§ EXERCISE DATA
══════

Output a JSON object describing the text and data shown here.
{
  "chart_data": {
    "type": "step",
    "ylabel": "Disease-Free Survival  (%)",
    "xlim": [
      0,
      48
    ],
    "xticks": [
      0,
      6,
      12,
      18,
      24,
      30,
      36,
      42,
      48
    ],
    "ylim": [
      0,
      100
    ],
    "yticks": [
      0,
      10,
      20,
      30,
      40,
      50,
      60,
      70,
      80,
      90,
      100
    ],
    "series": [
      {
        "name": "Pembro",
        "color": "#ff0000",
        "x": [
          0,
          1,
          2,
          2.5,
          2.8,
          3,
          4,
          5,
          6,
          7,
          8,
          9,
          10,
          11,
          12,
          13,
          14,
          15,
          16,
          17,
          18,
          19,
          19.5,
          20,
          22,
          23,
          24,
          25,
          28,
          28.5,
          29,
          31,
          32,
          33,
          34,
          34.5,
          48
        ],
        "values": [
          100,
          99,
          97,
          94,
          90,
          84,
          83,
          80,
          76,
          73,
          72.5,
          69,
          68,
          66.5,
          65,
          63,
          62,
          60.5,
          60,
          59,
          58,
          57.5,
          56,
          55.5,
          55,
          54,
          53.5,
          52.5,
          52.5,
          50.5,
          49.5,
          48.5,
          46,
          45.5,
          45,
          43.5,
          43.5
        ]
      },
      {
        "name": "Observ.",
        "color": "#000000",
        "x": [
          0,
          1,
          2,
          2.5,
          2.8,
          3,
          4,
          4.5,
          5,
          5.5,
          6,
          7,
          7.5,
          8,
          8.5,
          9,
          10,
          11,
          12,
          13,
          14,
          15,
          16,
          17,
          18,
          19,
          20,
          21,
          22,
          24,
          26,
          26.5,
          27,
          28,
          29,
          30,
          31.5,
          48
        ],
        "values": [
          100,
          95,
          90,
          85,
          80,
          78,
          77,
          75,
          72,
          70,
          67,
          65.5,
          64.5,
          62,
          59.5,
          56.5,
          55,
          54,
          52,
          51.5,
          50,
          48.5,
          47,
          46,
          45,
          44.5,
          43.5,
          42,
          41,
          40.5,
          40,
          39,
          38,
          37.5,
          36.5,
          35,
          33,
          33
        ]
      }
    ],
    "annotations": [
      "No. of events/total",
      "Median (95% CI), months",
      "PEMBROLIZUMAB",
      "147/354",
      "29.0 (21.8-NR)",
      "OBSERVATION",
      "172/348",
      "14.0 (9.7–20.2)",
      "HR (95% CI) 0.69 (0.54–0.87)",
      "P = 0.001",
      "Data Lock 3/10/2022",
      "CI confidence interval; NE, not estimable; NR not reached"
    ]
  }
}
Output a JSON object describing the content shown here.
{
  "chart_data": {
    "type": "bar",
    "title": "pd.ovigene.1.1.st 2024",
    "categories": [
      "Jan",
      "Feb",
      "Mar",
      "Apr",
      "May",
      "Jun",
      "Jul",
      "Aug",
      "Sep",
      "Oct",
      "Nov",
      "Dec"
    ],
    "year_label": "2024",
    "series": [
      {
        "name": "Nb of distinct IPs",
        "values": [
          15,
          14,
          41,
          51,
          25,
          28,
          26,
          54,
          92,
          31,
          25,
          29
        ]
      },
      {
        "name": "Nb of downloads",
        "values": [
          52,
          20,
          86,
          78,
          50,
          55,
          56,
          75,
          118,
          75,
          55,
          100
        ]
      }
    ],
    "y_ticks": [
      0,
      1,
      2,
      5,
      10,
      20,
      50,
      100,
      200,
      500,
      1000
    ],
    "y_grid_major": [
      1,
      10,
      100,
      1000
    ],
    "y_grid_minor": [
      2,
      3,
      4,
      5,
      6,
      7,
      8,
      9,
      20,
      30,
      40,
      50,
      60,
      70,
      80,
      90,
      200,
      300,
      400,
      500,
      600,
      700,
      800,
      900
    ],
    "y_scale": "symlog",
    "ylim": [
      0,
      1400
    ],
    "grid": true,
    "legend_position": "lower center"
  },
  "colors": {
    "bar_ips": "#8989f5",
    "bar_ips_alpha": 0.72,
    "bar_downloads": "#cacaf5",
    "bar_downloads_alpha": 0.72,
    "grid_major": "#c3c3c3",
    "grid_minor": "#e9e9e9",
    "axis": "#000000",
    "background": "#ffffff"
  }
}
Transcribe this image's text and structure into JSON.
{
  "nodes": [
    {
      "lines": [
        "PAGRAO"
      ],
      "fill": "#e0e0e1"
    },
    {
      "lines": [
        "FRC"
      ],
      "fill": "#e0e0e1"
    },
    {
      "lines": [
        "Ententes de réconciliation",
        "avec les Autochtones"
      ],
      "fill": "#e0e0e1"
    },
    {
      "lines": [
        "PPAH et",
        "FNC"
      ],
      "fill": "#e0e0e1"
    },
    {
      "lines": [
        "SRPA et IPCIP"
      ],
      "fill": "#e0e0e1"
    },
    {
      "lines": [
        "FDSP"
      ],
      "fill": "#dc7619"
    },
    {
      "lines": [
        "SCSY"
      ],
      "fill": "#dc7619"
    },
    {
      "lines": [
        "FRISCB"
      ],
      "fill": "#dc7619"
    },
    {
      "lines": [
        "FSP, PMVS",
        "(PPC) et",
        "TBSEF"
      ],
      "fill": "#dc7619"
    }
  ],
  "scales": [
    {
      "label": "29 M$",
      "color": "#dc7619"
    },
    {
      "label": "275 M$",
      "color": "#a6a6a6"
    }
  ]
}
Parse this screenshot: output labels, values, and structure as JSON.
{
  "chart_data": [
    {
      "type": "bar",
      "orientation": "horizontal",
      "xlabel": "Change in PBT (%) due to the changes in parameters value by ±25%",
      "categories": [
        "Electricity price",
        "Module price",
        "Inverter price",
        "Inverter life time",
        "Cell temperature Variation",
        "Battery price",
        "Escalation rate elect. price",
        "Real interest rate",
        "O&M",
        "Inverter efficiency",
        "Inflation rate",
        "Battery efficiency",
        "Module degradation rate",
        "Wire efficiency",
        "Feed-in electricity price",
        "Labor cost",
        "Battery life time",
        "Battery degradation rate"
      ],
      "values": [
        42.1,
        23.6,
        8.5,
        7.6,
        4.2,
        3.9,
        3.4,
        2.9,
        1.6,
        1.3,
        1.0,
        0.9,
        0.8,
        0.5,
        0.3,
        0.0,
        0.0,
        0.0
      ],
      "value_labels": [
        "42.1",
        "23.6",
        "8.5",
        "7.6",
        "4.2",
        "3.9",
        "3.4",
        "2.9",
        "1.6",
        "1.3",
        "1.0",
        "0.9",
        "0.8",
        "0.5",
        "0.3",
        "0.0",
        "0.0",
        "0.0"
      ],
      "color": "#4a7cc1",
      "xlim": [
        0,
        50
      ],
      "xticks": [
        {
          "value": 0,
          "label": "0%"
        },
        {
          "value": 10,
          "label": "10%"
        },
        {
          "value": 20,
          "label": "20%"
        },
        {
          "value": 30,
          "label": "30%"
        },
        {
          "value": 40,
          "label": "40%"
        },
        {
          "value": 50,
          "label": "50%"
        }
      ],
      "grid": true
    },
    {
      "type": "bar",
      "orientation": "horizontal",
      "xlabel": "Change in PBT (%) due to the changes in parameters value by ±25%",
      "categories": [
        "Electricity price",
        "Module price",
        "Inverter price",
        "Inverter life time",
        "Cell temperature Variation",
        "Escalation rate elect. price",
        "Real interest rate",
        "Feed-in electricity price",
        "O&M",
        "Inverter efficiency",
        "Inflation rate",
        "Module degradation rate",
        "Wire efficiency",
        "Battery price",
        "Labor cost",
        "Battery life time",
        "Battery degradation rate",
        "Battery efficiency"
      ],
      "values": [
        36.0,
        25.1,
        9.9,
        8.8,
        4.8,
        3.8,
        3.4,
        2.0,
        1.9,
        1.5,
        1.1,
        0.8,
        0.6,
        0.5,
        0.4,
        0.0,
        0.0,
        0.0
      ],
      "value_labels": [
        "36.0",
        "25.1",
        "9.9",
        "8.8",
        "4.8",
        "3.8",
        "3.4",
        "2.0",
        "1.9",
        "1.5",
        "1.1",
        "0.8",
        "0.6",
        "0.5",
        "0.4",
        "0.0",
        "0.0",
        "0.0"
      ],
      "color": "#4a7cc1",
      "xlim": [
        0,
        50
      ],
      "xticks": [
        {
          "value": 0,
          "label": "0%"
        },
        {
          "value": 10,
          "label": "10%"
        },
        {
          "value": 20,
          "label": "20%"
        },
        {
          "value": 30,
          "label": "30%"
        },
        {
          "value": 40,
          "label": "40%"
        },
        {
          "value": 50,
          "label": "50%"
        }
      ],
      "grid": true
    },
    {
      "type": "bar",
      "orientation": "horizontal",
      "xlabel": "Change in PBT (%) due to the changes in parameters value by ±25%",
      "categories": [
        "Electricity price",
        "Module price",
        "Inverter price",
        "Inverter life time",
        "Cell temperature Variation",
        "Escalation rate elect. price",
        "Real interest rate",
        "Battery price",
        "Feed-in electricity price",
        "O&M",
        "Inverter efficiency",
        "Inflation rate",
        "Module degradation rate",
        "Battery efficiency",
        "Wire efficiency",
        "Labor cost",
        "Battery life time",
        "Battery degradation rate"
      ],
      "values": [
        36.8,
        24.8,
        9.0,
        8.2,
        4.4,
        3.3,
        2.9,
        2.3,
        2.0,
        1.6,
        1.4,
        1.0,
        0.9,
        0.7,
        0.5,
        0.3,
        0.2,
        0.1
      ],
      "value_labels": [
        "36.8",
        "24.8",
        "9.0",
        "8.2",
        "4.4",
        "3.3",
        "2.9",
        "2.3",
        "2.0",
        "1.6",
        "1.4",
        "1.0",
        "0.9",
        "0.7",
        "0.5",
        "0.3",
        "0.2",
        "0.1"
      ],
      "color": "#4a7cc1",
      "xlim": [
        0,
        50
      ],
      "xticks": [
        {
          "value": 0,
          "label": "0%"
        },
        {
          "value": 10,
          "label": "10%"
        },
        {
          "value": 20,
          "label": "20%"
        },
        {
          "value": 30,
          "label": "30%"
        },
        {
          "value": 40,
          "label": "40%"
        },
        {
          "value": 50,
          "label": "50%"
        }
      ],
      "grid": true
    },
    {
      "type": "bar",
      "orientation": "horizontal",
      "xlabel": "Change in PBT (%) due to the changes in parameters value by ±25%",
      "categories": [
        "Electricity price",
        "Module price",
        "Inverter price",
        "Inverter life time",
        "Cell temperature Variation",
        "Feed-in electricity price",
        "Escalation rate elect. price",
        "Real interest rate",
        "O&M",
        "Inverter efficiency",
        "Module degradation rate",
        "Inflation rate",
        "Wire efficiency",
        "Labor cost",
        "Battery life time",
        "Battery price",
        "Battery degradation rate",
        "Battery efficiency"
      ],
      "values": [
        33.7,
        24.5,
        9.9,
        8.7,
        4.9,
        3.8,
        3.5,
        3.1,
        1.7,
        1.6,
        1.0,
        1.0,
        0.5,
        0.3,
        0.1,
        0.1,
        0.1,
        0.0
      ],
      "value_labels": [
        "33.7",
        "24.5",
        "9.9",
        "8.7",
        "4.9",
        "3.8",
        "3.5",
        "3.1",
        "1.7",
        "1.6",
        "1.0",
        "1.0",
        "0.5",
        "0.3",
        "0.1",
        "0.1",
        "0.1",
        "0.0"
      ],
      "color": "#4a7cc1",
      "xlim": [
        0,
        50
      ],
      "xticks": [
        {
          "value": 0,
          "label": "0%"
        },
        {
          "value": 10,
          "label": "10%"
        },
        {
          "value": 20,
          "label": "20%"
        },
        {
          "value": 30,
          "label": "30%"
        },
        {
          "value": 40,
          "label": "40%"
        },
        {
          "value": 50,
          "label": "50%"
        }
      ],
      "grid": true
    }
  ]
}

══════

§ EXERCISE
Extract every line that has the string "object" in it.

§ SOLUTION
Output a JSON object describing the text and data shown here.
Output a JSON object describing the content shown here.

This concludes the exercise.